(Source data)

================

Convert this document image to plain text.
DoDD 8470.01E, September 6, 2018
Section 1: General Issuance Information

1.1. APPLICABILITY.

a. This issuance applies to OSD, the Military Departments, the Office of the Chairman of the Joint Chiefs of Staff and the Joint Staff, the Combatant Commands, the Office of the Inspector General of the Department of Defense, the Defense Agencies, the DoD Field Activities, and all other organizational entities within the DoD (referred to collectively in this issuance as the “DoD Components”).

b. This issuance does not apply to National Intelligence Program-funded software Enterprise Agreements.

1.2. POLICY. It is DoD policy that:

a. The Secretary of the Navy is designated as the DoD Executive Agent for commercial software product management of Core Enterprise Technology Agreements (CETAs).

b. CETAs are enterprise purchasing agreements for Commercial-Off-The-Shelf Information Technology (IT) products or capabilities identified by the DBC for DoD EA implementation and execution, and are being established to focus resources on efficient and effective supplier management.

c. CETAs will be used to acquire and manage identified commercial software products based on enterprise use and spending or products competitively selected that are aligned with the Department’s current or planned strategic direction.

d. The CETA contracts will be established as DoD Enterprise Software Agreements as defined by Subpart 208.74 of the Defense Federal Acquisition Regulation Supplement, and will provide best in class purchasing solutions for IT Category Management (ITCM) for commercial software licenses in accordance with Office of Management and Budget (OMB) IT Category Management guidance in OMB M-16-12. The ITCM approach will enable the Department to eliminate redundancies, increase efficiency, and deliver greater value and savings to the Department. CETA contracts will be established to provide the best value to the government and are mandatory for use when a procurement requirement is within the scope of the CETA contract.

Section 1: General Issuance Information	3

================

Exercise details: Go through the records and pull out each line that includes the word "Information".

Task result:
Section 1: General Issuance Information
b. CETAs are enterprise purchasing agreements for Commercial-Off-The-Shelf Information Technology (IT) products or capabilities identified by the DBC for DoD EA implementation and execution, and are being established to focus resources on efficient and effective supplier management.
Section 1: General Issuance Information	3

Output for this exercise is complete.